● WORK REQUIRED
Each line that holds the word "true" counts once; give the total for the records below and nothing else.

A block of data
((

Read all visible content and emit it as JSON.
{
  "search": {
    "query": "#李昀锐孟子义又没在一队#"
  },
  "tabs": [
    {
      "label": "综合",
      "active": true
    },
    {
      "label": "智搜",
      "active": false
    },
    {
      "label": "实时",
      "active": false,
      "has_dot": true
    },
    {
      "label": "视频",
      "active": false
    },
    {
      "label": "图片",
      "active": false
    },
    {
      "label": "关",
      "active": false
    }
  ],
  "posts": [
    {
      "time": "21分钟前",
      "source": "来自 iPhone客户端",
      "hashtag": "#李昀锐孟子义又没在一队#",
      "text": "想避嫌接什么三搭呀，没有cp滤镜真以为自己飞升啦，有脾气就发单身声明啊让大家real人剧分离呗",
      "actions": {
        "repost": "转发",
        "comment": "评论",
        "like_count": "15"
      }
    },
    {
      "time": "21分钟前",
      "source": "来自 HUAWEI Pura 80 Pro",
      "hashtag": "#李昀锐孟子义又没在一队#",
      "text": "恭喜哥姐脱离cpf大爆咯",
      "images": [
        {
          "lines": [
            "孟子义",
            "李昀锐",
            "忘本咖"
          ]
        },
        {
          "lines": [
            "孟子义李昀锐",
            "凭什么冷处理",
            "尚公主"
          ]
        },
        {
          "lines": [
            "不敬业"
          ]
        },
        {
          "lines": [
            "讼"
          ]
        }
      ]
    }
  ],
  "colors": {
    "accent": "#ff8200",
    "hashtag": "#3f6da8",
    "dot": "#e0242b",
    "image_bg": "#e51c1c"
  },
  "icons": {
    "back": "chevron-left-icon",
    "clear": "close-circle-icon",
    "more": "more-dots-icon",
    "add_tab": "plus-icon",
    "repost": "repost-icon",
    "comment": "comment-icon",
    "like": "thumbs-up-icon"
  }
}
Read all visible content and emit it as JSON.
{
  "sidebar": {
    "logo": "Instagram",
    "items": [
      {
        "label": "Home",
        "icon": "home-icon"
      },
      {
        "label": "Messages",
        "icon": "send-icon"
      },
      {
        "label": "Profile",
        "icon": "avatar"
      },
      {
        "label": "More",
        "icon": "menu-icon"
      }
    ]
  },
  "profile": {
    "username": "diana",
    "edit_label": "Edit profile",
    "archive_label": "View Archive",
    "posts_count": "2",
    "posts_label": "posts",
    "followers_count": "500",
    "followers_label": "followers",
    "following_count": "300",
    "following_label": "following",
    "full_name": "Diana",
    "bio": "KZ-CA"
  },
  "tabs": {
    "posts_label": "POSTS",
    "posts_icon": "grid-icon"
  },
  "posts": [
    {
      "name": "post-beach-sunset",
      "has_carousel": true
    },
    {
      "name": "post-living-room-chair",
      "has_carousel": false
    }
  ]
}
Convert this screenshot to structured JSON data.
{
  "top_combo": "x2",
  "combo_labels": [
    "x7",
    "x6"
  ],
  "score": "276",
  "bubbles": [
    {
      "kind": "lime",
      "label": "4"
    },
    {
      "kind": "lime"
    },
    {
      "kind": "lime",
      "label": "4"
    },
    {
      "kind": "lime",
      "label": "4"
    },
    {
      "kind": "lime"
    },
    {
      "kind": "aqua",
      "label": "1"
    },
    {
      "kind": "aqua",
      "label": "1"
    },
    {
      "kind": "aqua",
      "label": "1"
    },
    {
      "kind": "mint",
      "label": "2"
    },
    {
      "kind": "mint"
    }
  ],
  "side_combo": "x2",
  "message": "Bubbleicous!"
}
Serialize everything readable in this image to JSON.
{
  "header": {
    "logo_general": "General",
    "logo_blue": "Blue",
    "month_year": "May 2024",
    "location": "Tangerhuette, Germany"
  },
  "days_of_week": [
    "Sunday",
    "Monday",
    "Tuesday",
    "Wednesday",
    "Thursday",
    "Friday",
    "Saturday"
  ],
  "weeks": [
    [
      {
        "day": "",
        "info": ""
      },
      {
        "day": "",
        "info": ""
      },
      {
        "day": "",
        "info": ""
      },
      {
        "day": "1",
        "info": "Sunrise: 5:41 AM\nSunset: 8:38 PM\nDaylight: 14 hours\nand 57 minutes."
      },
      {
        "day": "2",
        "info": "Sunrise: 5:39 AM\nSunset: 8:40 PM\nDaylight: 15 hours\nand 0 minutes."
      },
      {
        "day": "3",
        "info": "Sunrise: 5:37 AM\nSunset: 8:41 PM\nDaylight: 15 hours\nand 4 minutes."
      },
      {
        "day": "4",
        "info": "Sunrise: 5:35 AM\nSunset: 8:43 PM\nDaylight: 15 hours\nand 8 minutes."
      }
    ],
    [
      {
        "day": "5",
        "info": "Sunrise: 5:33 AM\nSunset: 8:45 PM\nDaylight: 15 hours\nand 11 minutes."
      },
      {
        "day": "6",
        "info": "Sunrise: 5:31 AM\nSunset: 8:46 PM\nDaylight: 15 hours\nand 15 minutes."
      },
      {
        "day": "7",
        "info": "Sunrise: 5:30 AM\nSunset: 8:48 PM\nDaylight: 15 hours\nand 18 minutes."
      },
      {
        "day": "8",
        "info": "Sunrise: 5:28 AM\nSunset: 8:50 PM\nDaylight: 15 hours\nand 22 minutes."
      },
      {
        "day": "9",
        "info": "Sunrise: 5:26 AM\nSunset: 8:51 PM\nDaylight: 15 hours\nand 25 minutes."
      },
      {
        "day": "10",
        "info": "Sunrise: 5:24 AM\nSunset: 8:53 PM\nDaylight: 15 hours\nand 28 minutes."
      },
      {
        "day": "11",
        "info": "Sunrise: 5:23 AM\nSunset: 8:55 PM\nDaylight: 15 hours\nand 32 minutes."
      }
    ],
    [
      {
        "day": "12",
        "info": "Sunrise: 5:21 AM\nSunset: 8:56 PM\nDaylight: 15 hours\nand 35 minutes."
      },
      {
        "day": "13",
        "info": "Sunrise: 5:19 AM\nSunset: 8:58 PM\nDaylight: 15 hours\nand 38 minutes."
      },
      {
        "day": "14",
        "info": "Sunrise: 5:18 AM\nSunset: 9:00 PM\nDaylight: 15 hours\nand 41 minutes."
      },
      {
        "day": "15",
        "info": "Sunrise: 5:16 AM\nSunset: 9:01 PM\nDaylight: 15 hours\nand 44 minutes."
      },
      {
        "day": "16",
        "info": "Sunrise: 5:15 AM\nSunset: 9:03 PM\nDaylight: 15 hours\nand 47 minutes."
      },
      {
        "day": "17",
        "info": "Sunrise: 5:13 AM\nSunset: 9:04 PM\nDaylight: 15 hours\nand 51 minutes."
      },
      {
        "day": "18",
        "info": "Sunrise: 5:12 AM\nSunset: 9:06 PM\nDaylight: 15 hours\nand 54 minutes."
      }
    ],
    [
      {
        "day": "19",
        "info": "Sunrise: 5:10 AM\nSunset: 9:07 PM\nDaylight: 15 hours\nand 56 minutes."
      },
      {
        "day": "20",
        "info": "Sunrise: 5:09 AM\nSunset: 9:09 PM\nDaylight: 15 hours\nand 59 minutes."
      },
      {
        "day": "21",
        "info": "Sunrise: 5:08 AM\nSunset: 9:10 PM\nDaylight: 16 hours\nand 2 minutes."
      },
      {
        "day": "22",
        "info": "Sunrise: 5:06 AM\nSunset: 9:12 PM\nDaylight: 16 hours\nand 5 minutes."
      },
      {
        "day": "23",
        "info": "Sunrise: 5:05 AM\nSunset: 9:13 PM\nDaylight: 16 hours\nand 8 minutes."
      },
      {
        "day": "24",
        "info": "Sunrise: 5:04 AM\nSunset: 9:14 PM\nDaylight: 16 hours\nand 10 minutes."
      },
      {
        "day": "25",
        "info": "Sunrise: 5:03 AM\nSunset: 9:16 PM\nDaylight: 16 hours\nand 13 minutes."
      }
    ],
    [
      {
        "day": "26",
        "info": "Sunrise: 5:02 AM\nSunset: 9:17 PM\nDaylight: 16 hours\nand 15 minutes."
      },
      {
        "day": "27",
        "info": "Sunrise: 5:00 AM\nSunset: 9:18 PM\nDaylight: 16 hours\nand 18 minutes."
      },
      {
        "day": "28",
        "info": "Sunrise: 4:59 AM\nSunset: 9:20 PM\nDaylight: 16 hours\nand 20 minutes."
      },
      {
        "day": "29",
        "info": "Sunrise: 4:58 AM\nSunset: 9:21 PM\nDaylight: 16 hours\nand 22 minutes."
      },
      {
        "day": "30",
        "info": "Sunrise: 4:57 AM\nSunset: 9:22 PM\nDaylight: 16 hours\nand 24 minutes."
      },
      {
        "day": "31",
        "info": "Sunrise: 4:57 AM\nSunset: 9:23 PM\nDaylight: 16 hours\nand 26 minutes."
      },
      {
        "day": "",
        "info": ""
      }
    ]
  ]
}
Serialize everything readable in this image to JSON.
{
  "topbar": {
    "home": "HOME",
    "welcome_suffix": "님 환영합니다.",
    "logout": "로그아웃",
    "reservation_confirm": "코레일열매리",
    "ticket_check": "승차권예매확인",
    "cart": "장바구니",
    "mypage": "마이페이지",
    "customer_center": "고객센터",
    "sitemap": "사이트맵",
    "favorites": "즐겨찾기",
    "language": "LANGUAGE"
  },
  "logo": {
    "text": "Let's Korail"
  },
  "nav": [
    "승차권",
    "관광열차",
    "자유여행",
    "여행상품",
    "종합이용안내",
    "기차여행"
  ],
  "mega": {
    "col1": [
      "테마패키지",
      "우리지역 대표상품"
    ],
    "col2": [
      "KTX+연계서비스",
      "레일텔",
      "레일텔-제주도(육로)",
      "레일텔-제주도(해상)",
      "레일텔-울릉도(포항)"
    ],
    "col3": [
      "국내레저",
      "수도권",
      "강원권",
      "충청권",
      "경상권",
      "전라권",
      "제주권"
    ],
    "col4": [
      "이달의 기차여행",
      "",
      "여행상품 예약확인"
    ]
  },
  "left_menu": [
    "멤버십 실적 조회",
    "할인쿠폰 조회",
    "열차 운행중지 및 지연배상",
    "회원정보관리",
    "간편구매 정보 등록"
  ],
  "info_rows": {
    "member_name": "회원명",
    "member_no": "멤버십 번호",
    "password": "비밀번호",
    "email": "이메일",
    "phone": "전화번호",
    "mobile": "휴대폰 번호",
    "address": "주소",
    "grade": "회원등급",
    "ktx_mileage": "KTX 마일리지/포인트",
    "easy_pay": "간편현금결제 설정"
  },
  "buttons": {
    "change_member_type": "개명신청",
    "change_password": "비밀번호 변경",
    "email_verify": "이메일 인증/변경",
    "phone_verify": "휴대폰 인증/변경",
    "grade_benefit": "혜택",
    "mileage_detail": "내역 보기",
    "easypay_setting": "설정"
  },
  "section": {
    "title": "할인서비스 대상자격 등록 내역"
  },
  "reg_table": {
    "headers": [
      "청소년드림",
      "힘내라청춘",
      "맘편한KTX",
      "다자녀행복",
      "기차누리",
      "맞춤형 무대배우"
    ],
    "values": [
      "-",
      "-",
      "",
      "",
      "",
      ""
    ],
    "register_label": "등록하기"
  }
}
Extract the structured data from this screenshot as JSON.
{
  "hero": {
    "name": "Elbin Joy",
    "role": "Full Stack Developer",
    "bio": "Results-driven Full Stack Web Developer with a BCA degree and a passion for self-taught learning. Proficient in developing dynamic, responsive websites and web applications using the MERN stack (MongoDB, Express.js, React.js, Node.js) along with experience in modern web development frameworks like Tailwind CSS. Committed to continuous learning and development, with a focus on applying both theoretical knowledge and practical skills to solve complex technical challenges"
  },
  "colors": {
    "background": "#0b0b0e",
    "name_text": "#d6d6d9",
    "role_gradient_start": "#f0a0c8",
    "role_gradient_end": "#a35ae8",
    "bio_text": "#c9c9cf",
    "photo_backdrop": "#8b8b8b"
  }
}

))

● RESULT
3